» **Goal**:
Filter this material down to the lines that hold "text", copying each one.

[Entries from a dataset]
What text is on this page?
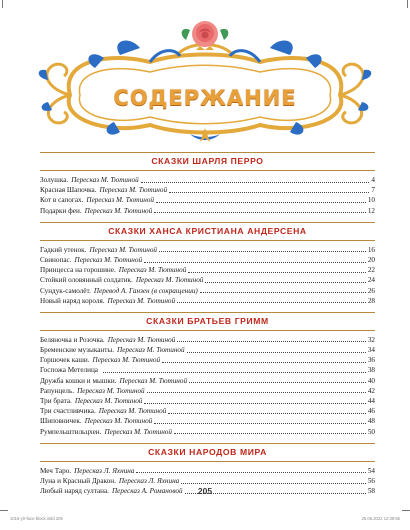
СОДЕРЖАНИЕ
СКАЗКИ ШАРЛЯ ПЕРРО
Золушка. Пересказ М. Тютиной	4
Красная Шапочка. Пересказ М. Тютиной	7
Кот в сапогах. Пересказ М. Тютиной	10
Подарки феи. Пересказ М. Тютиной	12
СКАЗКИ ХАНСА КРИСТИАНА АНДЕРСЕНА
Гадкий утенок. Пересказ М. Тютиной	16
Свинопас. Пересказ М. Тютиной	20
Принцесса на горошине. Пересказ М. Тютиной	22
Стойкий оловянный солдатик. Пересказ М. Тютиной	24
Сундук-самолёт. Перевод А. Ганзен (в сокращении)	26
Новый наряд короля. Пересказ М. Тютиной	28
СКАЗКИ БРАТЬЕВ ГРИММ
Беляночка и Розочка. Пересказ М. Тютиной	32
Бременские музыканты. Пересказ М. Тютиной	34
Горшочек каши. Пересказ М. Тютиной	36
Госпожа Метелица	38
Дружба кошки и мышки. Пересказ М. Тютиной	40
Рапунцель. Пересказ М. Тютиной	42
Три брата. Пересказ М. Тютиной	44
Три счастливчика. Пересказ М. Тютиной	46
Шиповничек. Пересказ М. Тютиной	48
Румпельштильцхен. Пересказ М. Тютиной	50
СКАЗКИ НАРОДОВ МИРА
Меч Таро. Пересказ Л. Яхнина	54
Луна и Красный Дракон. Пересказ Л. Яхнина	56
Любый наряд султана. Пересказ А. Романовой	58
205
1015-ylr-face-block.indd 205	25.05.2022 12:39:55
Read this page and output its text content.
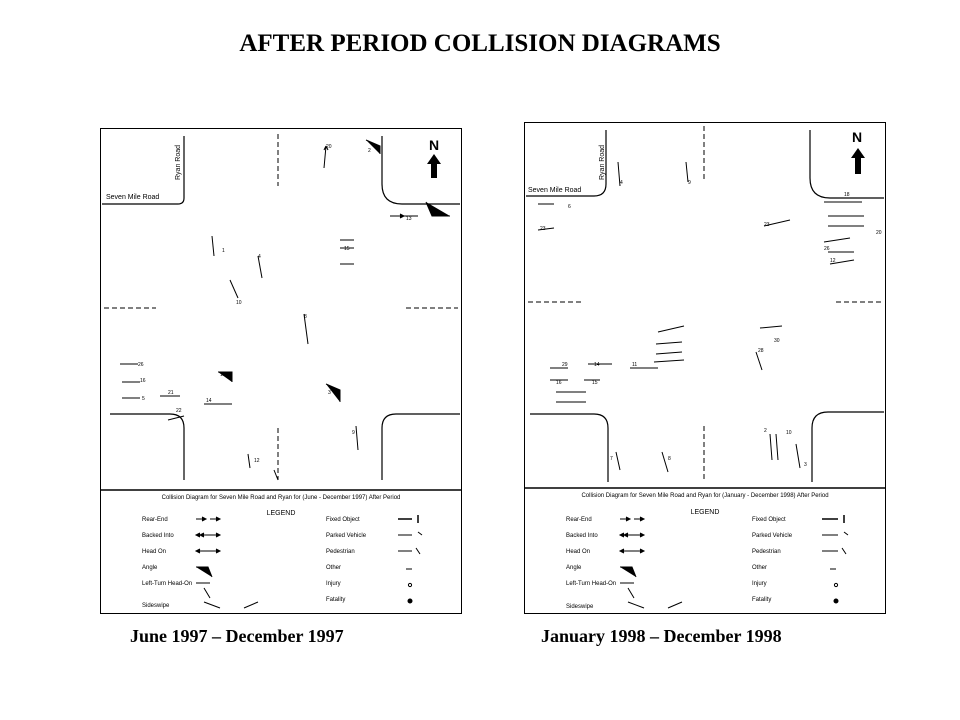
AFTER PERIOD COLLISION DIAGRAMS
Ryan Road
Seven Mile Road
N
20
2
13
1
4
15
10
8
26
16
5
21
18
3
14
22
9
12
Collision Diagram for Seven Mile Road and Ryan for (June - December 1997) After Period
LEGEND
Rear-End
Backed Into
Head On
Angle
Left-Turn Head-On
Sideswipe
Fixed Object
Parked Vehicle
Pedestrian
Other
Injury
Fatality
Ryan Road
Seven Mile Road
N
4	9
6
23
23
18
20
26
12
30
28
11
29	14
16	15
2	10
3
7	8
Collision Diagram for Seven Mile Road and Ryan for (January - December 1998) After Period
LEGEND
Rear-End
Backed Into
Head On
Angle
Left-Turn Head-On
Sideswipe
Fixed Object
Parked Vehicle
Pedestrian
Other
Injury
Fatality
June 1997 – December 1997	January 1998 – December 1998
==
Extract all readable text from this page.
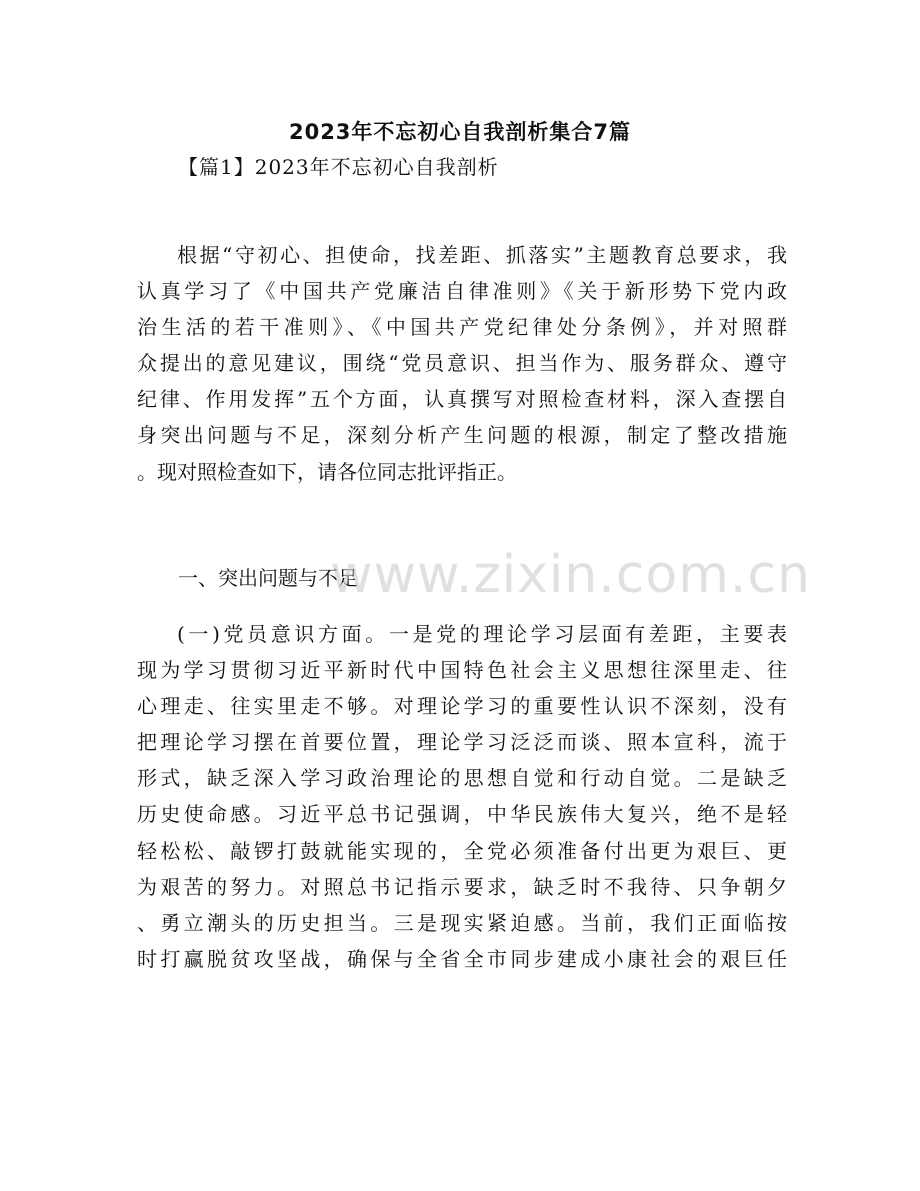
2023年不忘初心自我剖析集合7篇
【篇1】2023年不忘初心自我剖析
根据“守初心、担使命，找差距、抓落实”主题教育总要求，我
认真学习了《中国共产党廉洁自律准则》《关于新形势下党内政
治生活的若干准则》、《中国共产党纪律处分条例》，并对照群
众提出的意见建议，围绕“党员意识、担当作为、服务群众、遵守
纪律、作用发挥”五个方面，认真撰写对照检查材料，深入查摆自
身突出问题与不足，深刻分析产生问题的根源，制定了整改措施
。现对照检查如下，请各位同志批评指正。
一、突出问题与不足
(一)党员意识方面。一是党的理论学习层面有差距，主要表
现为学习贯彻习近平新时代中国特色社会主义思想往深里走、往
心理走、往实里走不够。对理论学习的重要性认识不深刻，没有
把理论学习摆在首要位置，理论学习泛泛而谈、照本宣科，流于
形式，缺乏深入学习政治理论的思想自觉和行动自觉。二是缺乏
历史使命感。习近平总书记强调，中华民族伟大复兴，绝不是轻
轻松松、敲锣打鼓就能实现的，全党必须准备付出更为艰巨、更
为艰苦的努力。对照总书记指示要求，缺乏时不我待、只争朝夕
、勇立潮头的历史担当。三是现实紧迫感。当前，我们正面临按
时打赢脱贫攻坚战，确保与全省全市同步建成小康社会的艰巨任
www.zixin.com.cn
...
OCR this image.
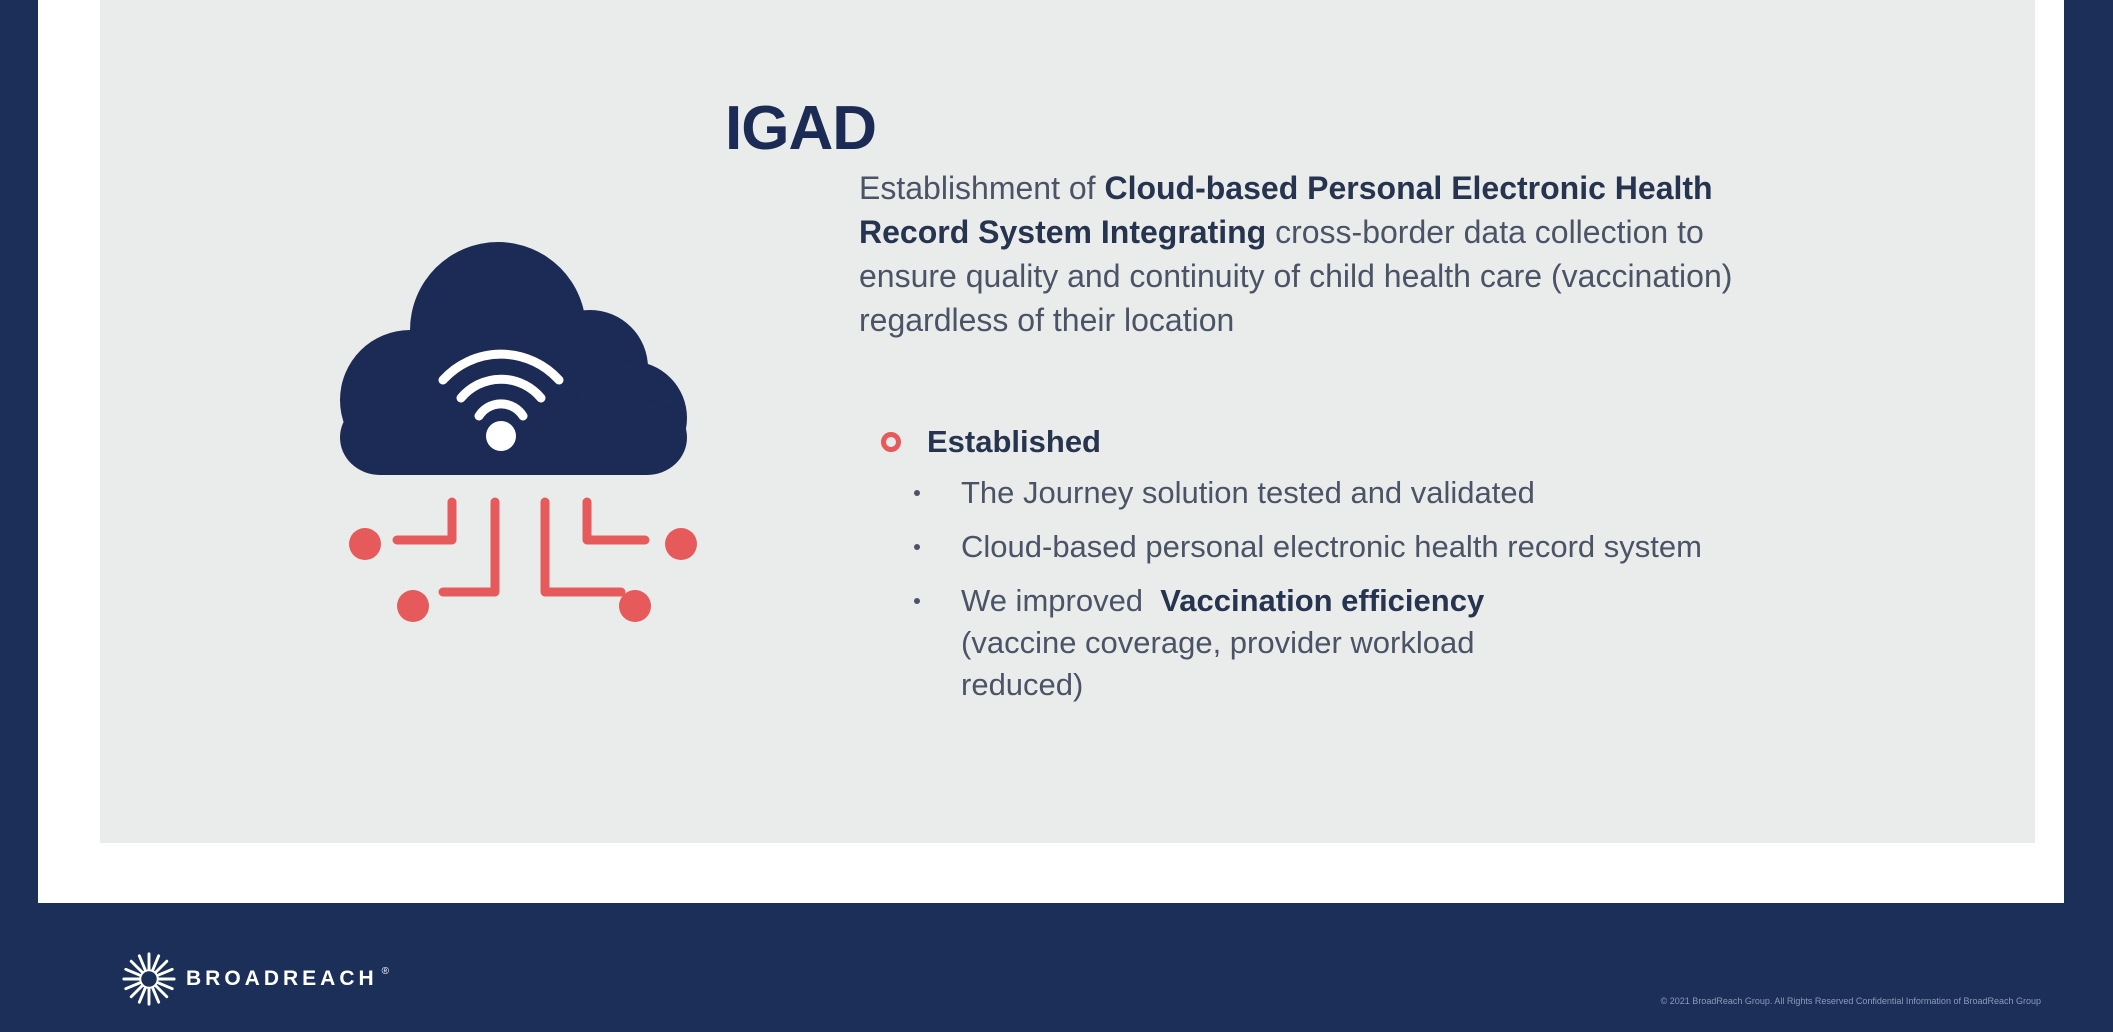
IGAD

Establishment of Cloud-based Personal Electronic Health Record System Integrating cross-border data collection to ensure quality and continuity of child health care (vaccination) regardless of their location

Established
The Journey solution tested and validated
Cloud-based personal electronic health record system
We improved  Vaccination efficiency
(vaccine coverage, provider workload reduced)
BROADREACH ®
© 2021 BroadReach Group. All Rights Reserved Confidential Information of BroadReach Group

» **Response to this exercise**:
What text is on this page?
Read this page and output its text content.
Extract all readable text from this page.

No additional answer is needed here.